>>>

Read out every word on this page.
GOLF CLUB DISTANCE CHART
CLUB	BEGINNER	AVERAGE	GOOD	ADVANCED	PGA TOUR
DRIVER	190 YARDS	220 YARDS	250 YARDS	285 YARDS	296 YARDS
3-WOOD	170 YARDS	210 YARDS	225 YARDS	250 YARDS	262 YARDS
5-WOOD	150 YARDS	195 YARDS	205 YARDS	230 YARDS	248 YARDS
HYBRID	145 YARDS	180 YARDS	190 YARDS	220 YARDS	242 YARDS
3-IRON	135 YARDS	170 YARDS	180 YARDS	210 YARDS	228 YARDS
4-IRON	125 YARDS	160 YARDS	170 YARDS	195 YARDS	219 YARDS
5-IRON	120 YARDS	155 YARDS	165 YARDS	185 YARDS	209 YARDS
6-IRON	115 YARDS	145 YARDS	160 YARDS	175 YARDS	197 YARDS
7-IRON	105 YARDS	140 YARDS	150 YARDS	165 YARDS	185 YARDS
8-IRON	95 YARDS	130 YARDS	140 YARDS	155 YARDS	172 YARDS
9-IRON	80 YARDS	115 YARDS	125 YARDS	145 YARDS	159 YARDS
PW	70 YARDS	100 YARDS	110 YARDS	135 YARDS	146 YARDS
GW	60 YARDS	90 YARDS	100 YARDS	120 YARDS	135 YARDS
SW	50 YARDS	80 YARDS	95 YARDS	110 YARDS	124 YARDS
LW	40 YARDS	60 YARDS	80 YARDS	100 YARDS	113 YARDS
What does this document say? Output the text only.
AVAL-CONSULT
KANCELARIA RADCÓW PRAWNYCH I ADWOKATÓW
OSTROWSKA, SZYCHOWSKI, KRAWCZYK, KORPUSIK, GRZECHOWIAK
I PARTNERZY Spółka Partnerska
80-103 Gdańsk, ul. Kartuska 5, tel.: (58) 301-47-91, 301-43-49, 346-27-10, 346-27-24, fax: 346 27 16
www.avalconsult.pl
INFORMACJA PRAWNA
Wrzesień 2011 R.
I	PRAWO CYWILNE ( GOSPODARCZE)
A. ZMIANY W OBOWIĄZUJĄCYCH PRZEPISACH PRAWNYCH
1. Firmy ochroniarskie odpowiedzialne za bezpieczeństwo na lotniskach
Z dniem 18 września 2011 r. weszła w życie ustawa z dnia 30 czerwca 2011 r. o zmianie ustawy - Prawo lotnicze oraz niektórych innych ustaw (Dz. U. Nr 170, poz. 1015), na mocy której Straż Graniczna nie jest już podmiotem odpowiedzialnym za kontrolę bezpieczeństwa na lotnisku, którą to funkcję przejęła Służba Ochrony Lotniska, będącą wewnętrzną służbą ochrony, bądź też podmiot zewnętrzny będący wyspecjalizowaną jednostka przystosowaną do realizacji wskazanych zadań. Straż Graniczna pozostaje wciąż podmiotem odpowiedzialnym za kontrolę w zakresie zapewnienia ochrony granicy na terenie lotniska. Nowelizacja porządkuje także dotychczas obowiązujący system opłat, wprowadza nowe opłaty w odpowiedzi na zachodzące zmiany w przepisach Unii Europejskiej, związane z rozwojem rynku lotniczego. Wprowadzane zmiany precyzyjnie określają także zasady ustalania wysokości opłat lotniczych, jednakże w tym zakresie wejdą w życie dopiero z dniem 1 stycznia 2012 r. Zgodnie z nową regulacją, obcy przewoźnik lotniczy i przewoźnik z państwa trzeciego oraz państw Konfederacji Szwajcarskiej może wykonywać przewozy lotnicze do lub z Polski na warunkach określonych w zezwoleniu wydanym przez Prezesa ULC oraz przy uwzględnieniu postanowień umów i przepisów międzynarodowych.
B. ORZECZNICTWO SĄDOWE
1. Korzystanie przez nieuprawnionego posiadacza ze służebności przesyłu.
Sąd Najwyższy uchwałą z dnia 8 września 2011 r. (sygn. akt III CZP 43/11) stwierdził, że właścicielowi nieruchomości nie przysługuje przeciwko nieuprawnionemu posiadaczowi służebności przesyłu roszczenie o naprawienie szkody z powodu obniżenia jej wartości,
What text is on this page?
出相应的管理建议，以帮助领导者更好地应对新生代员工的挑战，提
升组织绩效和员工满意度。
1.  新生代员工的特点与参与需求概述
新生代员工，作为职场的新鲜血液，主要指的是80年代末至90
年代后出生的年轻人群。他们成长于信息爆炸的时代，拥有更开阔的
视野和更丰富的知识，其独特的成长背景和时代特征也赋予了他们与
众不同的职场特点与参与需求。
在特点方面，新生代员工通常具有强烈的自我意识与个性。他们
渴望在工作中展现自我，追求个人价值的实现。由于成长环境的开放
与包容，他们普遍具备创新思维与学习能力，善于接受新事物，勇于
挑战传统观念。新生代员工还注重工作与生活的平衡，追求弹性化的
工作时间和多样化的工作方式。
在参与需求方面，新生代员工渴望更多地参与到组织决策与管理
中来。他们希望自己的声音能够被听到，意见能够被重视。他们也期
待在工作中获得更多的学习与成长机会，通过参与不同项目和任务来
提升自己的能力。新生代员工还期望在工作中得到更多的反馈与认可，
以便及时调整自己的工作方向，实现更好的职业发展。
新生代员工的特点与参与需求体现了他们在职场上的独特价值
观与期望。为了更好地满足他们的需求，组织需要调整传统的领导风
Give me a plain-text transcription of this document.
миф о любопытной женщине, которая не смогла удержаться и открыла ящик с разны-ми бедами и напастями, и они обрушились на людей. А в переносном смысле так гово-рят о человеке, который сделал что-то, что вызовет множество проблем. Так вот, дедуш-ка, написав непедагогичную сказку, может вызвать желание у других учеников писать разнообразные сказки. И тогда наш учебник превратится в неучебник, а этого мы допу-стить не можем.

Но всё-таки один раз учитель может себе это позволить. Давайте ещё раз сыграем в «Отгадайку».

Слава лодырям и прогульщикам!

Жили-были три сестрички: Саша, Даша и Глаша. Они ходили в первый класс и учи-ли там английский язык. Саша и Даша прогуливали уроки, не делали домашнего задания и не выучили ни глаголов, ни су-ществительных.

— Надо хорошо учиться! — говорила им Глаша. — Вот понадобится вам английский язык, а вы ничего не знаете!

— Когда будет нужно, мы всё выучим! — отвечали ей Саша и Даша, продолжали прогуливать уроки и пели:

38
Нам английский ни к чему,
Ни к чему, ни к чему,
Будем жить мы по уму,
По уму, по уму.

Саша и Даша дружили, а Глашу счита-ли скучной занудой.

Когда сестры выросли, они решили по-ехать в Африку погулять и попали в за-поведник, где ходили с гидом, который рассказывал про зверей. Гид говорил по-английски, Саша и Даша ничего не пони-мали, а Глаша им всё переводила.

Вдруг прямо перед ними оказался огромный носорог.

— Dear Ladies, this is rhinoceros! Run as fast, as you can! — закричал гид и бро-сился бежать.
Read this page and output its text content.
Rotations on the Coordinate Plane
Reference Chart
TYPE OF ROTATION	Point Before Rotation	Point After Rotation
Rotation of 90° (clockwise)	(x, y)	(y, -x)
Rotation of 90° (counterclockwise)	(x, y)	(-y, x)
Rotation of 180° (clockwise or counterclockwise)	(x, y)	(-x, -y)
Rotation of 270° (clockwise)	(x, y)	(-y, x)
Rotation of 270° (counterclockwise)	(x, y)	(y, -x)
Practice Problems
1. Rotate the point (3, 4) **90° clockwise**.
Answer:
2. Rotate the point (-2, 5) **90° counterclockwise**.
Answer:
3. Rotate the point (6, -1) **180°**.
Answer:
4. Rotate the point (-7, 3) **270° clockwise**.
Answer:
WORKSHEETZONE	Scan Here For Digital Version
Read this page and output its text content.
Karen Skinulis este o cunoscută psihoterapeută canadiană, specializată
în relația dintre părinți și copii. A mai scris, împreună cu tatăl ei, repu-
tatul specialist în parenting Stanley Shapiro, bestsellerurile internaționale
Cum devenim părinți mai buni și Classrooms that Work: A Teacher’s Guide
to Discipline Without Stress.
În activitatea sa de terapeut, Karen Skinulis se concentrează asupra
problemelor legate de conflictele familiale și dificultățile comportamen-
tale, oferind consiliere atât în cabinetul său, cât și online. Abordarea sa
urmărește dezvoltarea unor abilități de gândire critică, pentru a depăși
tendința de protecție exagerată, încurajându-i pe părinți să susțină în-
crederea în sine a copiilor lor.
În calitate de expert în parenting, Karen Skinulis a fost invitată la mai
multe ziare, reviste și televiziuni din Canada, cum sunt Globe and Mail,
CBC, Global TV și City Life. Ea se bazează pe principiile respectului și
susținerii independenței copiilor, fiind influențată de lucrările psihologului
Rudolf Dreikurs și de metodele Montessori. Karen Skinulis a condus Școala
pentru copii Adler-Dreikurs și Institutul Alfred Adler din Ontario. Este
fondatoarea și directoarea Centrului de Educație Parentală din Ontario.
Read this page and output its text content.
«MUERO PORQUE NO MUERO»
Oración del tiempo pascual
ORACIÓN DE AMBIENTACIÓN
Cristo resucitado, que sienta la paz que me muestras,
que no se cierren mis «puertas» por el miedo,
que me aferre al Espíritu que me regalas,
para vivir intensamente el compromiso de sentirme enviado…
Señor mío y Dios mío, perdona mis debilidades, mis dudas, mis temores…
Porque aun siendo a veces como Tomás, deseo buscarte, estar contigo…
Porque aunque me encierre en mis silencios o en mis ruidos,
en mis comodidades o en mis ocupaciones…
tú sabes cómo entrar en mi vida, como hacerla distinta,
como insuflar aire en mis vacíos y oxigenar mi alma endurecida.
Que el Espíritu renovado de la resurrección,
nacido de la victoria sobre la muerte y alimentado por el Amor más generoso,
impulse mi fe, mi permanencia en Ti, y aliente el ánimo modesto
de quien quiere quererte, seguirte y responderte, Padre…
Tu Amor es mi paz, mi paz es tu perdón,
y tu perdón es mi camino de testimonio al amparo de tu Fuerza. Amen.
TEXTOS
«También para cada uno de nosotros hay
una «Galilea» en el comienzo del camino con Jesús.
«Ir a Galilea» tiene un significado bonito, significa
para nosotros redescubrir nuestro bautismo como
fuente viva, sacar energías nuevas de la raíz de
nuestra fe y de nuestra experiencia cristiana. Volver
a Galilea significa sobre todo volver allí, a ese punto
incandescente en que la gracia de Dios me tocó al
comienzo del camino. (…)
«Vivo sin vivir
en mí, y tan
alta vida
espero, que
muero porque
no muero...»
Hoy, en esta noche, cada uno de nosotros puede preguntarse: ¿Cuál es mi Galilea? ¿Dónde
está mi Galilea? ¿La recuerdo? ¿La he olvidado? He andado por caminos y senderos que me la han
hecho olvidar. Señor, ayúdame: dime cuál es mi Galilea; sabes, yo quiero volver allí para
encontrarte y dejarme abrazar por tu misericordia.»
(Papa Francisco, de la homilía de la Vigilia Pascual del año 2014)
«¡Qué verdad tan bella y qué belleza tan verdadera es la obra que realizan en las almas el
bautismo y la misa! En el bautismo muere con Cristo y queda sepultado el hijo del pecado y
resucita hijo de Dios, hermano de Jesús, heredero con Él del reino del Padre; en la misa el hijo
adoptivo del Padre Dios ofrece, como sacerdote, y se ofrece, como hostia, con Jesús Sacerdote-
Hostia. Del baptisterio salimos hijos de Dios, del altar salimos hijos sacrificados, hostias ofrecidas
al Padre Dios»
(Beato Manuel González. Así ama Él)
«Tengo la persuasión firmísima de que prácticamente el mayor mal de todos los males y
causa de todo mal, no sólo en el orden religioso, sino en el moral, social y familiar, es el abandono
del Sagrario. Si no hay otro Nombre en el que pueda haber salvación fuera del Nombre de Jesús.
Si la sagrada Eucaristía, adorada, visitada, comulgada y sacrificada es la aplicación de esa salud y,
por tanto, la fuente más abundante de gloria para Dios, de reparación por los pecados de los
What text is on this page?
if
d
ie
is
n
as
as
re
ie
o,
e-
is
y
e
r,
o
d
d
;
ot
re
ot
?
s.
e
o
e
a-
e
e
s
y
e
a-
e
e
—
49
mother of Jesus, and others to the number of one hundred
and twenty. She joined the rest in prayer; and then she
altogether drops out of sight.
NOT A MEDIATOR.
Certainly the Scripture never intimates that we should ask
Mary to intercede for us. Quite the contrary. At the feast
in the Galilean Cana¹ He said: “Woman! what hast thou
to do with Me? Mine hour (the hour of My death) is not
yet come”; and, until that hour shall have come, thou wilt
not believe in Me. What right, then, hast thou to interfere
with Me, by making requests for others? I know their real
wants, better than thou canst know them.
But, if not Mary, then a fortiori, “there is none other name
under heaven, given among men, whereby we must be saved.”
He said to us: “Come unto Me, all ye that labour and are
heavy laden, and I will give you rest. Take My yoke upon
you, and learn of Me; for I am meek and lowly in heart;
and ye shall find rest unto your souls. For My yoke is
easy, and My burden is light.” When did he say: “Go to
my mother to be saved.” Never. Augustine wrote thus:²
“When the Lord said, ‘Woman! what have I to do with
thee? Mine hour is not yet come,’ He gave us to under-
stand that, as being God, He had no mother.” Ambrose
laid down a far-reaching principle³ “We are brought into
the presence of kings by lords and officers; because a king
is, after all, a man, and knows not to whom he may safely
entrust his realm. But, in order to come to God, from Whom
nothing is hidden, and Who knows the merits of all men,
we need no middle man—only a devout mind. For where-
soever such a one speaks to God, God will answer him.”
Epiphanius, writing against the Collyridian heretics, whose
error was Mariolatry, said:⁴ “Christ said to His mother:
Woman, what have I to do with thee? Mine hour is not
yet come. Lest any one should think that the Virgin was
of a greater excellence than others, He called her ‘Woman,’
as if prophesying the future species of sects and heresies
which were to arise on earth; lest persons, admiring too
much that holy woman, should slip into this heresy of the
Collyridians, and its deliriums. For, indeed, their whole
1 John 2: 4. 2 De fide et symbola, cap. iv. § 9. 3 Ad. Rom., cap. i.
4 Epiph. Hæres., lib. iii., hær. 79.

<<<

Exercise requirements —
In the entries above, find every line with the word "significa" and list it.

Worked solution —
«Ir a Galilea» tiene un significado bonito, significa
a Galilea significa sobre todo volver allí, a ese punto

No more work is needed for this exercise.